══ MATERIAL PROVIDED ══
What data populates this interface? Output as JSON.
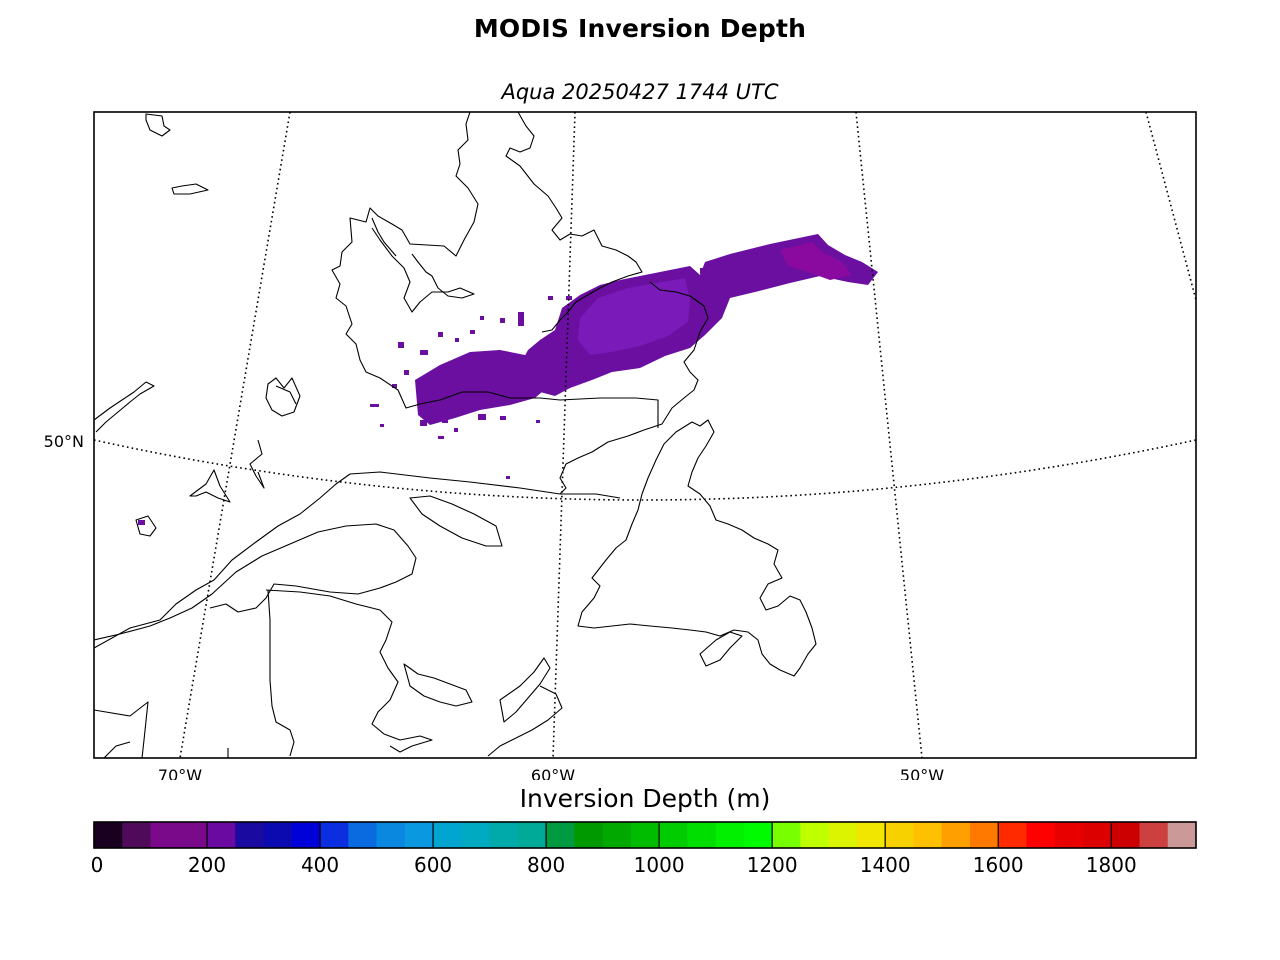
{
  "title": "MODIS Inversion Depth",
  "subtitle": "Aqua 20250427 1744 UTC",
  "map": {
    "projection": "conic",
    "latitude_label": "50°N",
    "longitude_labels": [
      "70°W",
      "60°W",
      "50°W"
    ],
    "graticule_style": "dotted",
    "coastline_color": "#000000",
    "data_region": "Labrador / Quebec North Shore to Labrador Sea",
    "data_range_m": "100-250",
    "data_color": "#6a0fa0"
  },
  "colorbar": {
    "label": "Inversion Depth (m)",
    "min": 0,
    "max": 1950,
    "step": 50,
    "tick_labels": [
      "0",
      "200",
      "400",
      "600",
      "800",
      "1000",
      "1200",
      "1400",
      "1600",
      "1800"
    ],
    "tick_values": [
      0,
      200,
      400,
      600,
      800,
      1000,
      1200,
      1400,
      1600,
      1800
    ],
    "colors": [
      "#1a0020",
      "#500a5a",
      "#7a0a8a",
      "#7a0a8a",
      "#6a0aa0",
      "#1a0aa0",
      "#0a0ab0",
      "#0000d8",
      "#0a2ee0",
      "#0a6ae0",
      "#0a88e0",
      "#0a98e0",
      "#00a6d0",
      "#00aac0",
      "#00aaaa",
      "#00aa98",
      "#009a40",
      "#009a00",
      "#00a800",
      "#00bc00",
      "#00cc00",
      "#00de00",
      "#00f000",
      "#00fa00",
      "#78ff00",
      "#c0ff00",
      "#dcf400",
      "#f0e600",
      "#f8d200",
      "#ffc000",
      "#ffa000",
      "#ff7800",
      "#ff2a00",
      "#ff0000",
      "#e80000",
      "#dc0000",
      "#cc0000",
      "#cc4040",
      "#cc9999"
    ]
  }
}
═══
» WHAT YOU HAVE TO DO: Quote the material word for word, dropping any images it holds.

» FINAL RESULT:
What data populates this interface? Output as JSON.
{
  "title": "MODIS Inversion Depth",
  "subtitle": "Aqua 20250427 1744 UTC",
  "map": {
    "projection": "conic",
    "latitude_label": "50°N",
    "longitude_labels": [
      "70°W",
      "60°W",
      "50°W"
    ],
    "graticule_style": "dotted",
    "coastline_color": "#000000",
    "data_region": "Labrador / Quebec North Shore to Labrador Sea",
    "data_range_m": "100-250",
    "data_color": "#6a0fa0"
  },
  "colorbar": {
    "label": "Inversion Depth (m)",
    "min": 0,
    "max": 1950,
    "step": 50,
    "tick_labels": [
      "0",
      "200",
      "400",
      "600",
      "800",
      "1000",
      "1200",
      "1400",
      "1600",
      "1800"
    ],
    "tick_values": [
      0,
      200,
      400,
      600,
      800,
      1000,
      1200,
      1400,
      1600,
      1800
    ],
    "colors": [
      "#1a0020",
      "#500a5a",
      "#7a0a8a",
      "#7a0a8a",
      "#6a0aa0",
      "#1a0aa0",
      "#0a0ab0",
      "#0000d8",
      "#0a2ee0",
      "#0a6ae0",
      "#0a88e0",
      "#0a98e0",
      "#00a6d0",
      "#00aac0",
      "#00aaaa",
      "#00aa98",
      "#009a40",
      "#009a00",
      "#00a800",
      "#00bc00",
      "#00cc00",
      "#00de00",
      "#00f000",
      "#00fa00",
      "#78ff00",
      "#c0ff00",
      "#dcf400",
      "#f0e600",
      "#f8d200",
      "#ffc000",
      "#ffa000",
      "#ff7800",
      "#ff2a00",
      "#ff0000",
      "#e80000",
      "#dc0000",
      "#cc0000",
      "#cc4040",
      "#cc9999"
    ]
  }
}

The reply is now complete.